Given instruction
Filter the records below down to lines containing "text".

The data
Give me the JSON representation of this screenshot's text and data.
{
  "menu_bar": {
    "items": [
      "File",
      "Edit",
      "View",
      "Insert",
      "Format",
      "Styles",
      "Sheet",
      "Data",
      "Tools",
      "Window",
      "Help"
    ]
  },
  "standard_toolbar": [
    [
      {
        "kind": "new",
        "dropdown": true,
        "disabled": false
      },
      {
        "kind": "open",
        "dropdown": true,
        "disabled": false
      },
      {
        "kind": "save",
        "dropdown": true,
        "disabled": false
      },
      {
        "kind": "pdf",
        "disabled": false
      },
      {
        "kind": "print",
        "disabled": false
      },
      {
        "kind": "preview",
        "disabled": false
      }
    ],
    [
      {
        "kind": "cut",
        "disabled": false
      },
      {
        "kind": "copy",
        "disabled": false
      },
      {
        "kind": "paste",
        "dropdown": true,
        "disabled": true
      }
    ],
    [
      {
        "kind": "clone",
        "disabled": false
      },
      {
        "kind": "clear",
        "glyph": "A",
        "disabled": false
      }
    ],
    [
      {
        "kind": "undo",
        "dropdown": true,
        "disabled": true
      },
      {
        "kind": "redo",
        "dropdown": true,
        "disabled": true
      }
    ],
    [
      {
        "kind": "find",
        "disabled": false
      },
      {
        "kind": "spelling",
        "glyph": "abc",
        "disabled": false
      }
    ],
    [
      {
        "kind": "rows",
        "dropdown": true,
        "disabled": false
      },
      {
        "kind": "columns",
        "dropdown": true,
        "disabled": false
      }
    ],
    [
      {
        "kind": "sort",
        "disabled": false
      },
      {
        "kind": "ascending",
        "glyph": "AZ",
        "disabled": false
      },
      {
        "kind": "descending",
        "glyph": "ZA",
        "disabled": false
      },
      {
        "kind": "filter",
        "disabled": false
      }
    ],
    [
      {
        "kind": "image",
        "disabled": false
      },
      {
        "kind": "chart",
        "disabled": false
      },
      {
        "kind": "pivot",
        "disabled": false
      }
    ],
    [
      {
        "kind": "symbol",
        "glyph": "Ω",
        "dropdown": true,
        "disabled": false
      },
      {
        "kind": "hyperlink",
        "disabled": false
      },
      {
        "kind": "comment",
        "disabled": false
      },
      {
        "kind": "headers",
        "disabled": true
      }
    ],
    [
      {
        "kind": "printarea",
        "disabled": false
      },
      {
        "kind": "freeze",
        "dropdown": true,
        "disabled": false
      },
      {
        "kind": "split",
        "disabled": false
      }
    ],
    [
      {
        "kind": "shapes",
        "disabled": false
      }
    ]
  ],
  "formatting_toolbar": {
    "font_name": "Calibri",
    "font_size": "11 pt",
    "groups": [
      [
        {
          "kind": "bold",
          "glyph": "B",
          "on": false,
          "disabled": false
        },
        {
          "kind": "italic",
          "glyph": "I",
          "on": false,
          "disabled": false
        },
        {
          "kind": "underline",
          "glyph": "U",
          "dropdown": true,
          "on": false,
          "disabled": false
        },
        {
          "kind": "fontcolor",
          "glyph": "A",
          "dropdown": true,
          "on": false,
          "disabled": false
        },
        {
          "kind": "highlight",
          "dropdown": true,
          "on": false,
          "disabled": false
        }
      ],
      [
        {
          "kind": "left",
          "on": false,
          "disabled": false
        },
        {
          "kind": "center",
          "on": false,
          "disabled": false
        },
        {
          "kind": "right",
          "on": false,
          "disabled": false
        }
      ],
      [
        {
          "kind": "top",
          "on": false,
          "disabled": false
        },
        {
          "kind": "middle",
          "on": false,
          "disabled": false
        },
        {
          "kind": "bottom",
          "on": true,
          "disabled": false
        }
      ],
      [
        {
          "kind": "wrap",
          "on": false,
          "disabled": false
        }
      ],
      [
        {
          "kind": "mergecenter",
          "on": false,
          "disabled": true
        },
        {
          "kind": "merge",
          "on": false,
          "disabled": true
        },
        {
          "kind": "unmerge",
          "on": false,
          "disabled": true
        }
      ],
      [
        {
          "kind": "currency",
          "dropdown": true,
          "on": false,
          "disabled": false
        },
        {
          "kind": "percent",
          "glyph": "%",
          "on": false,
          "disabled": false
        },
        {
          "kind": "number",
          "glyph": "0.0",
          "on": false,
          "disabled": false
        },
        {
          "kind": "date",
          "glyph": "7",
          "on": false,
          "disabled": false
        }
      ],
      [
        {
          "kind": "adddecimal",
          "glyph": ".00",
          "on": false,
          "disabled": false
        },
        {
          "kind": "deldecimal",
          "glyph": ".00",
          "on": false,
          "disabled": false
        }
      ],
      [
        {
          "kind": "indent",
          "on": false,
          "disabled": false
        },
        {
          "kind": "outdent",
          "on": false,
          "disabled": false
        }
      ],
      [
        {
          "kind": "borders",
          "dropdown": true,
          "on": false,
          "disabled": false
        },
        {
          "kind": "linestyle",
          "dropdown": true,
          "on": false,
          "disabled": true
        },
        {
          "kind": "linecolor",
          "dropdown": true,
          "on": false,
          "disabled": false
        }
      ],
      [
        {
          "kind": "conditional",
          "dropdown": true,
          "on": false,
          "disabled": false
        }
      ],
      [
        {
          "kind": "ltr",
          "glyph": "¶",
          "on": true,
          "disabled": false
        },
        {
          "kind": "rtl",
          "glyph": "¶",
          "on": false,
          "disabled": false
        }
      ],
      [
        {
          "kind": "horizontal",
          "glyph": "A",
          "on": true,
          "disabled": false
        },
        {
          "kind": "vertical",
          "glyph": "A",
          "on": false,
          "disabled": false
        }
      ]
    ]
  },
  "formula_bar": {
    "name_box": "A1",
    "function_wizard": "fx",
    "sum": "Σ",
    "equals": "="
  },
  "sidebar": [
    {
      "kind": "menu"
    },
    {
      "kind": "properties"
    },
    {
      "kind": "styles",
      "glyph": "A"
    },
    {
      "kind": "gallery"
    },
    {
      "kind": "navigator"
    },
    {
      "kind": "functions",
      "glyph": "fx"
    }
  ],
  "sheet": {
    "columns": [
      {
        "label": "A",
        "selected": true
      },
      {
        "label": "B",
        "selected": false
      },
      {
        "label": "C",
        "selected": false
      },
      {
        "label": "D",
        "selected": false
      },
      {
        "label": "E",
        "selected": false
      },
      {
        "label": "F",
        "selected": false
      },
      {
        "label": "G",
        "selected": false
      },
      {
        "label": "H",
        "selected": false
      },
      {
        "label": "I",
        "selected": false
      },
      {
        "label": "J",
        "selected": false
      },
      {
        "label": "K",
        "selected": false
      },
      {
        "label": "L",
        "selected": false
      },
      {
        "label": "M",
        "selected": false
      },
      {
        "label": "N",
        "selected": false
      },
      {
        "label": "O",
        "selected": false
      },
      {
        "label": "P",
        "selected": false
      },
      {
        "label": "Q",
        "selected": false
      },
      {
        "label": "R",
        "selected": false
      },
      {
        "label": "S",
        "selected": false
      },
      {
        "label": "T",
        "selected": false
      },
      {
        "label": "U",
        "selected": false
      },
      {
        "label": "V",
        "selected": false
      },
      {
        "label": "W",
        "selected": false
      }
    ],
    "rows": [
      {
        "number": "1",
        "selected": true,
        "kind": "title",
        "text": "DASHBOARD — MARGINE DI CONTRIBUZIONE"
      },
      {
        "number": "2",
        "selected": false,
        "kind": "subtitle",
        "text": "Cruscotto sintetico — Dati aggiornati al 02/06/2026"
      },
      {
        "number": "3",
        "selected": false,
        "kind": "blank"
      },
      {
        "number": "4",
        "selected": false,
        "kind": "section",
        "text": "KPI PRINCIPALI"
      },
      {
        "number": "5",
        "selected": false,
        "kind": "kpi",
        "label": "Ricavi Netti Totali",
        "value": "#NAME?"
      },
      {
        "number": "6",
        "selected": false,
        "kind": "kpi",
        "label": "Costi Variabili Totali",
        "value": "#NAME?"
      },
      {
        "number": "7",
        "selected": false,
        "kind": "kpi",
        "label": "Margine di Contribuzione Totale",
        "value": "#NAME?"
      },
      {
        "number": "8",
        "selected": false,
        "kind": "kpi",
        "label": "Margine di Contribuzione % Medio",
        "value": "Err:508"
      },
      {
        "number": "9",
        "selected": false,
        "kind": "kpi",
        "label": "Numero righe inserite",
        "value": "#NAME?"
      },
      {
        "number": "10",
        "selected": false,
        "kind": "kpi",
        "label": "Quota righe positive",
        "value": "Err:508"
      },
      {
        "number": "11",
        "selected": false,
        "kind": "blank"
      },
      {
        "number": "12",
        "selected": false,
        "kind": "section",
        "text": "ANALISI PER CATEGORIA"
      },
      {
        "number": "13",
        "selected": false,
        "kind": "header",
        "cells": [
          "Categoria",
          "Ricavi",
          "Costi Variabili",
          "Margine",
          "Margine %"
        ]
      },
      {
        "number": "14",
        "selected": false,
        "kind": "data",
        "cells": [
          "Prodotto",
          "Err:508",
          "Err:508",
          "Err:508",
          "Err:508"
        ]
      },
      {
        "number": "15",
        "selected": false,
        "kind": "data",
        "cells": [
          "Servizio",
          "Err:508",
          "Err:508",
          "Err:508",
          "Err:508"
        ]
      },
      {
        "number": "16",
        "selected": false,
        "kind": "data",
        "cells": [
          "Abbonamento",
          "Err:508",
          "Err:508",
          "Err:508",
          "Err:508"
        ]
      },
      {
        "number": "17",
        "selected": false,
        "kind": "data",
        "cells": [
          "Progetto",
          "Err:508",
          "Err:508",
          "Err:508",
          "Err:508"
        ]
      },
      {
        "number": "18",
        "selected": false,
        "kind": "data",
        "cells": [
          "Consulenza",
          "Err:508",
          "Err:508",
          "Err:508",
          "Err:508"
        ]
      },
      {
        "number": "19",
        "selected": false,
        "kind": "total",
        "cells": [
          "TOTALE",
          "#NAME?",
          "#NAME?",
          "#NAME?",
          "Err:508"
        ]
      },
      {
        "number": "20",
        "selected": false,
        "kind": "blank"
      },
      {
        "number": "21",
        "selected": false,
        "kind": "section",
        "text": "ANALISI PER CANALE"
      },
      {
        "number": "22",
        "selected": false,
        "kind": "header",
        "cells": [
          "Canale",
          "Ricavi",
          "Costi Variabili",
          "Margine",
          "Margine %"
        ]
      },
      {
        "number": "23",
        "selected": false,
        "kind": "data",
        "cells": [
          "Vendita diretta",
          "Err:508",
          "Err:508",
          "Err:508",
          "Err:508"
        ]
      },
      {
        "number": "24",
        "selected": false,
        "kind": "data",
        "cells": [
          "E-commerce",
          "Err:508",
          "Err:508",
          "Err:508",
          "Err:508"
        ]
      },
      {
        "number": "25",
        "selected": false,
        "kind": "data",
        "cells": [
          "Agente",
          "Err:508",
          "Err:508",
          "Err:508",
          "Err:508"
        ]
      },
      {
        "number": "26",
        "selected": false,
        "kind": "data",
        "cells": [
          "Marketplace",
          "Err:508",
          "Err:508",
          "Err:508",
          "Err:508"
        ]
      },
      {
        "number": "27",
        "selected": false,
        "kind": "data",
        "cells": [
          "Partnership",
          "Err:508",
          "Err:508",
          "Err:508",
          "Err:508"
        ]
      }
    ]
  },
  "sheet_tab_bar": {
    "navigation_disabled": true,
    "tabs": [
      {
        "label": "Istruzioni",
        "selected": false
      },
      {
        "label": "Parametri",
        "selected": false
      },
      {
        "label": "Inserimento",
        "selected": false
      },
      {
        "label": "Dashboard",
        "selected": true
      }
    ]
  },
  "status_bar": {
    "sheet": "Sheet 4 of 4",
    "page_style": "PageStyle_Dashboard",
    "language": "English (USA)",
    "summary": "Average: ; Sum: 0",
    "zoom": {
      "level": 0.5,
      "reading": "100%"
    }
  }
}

Complete answer
Give me the JSON representation of this screenshot's text and data.
        "text": "DASHBOARD — MARGINE DI CONTRIBUZIONE"
        "text": "Cruscotto sintetico — Dati aggiornati al 02/06/2026"
        "text": "KPI PRINCIPALI"
        "text": "ANALISI PER CATEGORIA"
        "text": "ANALISI PER CANALE"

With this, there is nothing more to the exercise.